### [Instructions for the task]
Every line below that mentions the word "plot" should be copied out.

### [Dataset content]
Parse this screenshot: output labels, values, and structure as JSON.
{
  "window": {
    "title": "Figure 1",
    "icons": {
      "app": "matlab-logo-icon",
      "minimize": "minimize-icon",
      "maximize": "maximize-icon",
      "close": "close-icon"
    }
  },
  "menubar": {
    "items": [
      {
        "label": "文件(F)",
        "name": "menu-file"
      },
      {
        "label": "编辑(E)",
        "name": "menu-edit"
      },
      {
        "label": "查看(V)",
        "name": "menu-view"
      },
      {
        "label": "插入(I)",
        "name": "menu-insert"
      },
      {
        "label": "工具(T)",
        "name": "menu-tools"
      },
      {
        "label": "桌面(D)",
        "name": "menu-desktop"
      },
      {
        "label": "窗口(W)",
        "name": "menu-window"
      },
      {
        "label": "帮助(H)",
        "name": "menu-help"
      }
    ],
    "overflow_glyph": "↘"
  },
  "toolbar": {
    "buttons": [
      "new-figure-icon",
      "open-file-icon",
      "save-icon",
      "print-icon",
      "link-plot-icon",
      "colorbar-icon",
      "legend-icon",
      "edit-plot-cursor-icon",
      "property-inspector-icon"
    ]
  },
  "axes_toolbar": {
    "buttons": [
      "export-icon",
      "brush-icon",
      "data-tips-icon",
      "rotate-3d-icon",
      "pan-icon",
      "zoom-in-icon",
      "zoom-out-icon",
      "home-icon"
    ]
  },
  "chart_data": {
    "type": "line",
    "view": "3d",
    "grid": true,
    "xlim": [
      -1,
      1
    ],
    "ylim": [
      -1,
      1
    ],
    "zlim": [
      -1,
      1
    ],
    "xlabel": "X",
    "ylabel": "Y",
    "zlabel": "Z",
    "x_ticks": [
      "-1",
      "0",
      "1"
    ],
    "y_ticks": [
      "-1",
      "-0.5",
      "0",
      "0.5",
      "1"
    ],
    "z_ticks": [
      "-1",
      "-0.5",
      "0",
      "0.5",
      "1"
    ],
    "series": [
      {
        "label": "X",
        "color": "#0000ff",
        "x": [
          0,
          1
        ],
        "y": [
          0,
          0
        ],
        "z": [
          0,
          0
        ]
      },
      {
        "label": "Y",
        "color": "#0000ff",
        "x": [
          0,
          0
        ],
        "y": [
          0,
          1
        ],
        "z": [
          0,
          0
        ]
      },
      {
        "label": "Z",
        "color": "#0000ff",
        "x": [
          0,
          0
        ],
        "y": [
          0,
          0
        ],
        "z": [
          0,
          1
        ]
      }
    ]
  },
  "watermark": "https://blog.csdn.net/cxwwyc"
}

### [Exercise answer]
      "link-plot-icon",
      "edit-plot-cursor-icon",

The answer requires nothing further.